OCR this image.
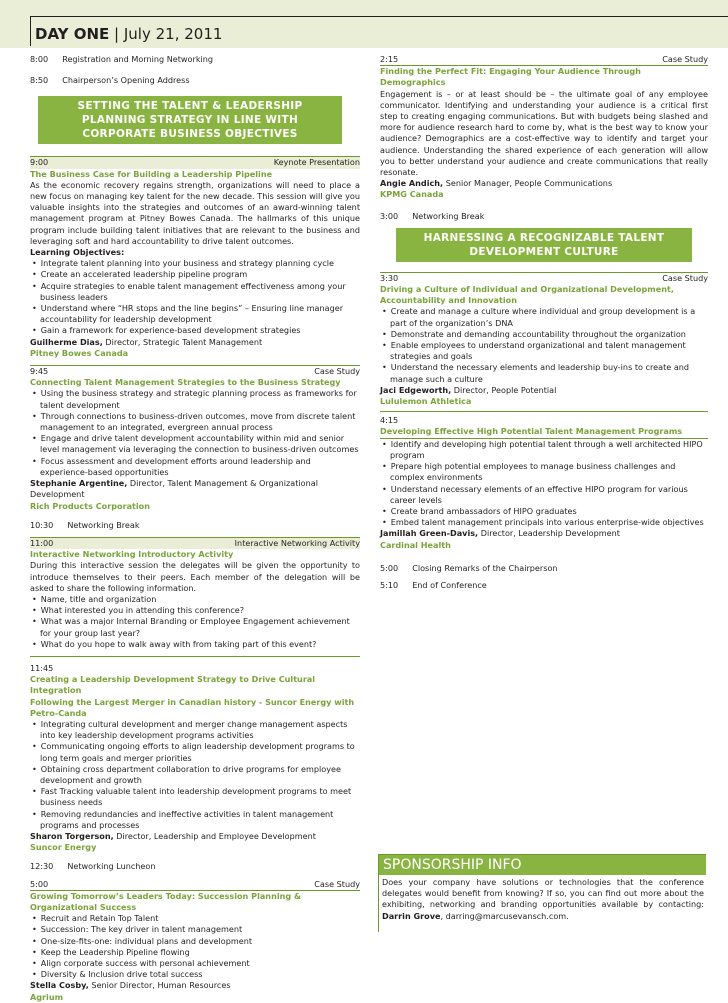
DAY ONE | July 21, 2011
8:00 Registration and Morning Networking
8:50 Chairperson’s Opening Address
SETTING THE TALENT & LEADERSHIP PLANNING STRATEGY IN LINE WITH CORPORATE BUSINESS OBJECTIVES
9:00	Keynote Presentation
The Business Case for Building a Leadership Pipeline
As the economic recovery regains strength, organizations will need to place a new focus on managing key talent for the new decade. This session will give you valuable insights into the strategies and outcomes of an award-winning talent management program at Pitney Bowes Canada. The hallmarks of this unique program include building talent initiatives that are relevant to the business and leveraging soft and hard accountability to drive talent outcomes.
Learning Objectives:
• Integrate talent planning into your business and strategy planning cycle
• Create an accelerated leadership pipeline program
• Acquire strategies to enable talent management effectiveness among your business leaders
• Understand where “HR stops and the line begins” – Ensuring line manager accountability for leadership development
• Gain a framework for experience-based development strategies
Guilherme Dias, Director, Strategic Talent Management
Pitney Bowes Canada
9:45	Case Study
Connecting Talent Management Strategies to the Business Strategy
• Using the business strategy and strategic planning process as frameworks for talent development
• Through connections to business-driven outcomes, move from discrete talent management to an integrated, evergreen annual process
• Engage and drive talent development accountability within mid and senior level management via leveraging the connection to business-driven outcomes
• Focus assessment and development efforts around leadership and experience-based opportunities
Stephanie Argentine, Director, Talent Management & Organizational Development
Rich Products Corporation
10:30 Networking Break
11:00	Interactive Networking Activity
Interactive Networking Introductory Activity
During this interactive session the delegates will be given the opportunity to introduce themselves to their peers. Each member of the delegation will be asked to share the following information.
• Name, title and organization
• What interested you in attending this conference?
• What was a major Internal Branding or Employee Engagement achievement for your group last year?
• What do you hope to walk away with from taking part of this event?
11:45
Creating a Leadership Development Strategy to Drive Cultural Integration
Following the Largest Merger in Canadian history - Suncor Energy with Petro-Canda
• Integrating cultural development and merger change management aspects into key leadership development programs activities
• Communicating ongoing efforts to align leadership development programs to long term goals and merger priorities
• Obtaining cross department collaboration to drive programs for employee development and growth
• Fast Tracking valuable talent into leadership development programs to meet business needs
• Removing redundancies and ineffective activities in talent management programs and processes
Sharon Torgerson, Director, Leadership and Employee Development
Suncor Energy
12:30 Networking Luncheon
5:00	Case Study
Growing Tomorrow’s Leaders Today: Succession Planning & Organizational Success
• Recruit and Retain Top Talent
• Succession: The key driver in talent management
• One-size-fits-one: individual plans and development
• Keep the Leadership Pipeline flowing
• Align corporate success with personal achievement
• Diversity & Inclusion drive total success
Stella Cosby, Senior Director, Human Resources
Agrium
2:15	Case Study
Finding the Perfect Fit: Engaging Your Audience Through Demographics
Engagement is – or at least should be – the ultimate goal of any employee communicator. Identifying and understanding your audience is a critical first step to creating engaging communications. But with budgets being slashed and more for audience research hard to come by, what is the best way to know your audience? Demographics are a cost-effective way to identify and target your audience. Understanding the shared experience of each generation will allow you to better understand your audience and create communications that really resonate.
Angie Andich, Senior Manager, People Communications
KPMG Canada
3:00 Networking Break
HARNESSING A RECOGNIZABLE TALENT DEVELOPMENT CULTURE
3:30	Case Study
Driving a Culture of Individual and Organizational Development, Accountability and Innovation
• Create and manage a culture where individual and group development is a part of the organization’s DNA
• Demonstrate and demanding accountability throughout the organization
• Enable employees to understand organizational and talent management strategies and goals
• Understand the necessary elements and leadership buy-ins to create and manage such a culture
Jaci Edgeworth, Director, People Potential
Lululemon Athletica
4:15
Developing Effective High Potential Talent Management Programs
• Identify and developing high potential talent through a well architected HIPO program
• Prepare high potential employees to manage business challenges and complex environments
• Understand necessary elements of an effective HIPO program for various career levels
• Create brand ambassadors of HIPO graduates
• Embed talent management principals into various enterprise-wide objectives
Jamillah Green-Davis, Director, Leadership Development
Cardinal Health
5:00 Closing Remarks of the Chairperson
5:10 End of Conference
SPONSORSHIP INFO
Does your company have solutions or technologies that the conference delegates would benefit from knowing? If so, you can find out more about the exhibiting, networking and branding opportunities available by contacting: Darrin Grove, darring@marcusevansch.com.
========
Write out the entries again, exactly as given, skipping any images.

__Exercise solution__.
OCR this image.
DAY ONE | July 21, 2011
8:00 Registration and Morning Networking
8:50 Chairperson’s Opening Address
SETTING THE TALENT & LEADERSHIP PLANNING STRATEGY IN LINE WITH CORPORATE BUSINESS OBJECTIVES
9:00	Keynote Presentation
The Business Case for Building a Leadership Pipeline
As the economic recovery regains strength, organizations will need to place a new focus on managing key talent for the new decade. This session will give you valuable insights into the strategies and outcomes of an award-winning talent management program at Pitney Bowes Canada. The hallmarks of this unique program include building talent initiatives that are relevant to the business and leveraging soft and hard accountability to drive talent outcomes.
Learning Objectives:
• Integrate talent planning into your business and strategy planning cycle
• Create an accelerated leadership pipeline program
• Acquire strategies to enable talent management effectiveness among your business leaders
• Understand where “HR stops and the line begins” – Ensuring line manager accountability for leadership development
• Gain a framework for experience-based development strategies
Guilherme Dias, Director, Strategic Talent Management
Pitney Bowes Canada
9:45	Case Study
Connecting Talent Management Strategies to the Business Strategy
• Using the business strategy and strategic planning process as frameworks for talent development
• Through connections to business-driven outcomes, move from discrete talent management to an integrated, evergreen annual process
• Engage and drive talent development accountability within mid and senior level management via leveraging the connection to business-driven outcomes
• Focus assessment and development efforts around leadership and experience-based opportunities
Stephanie Argentine, Director, Talent Management & Organizational Development
Rich Products Corporation
10:30 Networking Break
11:00	Interactive Networking Activity
Interactive Networking Introductory Activity
During this interactive session the delegates will be given the opportunity to introduce themselves to their peers. Each member of the delegation will be asked to share the following information.
• Name, title and organization
• What interested you in attending this conference?
• What was a major Internal Branding or Employee Engagement achievement for your group last year?
• What do you hope to walk away with from taking part of this event?
11:45
Creating a Leadership Development Strategy to Drive Cultural Integration
Following the Largest Merger in Canadian history - Suncor Energy with Petro-Canda
• Integrating cultural development and merger change management aspects into key leadership development programs activities
• Communicating ongoing efforts to align leadership development programs to long term goals and merger priorities
• Obtaining cross department collaboration to drive programs for employee development and growth
• Fast Tracking valuable talent into leadership development programs to meet business needs
• Removing redundancies and ineffective activities in talent management programs and processes
Sharon Torgerson, Director, Leadership and Employee Development
Suncor Energy
12:30 Networking Luncheon
5:00	Case Study
Growing Tomorrow’s Leaders Today: Succession Planning & Organizational Success
• Recruit and Retain Top Talent
• Succession: The key driver in talent management
• One-size-fits-one: individual plans and development
• Keep the Leadership Pipeline flowing
• Align corporate success with personal achievement
• Diversity & Inclusion drive total success
Stella Cosby, Senior Director, Human Resources
Agrium
2:15	Case Study
Finding the Perfect Fit: Engaging Your Audience Through Demographics
Engagement is – or at least should be – the ultimate goal of any employee communicator. Identifying and understanding your audience is a critical first step to creating engaging communications. But with budgets being slashed and more for audience research hard to come by, what is the best way to know your audience? Demographics are a cost-effective way to identify and target your audience. Understanding the shared experience of each generation will allow you to better understand your audience and create communications that really resonate.
Angie Andich, Senior Manager, People Communications
KPMG Canada
3:00 Networking Break
HARNESSING A RECOGNIZABLE TALENT DEVELOPMENT CULTURE
3:30	Case Study
Driving a Culture of Individual and Organizational Development, Accountability and Innovation
• Create and manage a culture where individual and group development is a part of the organization’s DNA
• Demonstrate and demanding accountability throughout the organization
• Enable employees to understand organizational and talent management strategies and goals
• Understand the necessary elements and leadership buy-ins to create and manage such a culture
Jaci Edgeworth, Director, People Potential
Lululemon Athletica
4:15
Developing Effective High Potential Talent Management Programs
• Identify and developing high potential talent through a well architected HIPO program
• Prepare high potential employees to manage business challenges and complex environments
• Understand necessary elements of an effective HIPO program for various career levels
• Create brand ambassadors of HIPO graduates
• Embed talent management principals into various enterprise-wide objectives
Jamillah Green-Davis, Director, Leadership Development
Cardinal Health
5:00 Closing Remarks of the Chairperson
5:10 End of Conference
SPONSORSHIP INFO
Does your company have solutions or technologies that the conference delegates would benefit from knowing? If so, you can find out more about the exhibiting, networking and branding opportunities available by contacting: Darrin Grove, darring@marcusevansch.com.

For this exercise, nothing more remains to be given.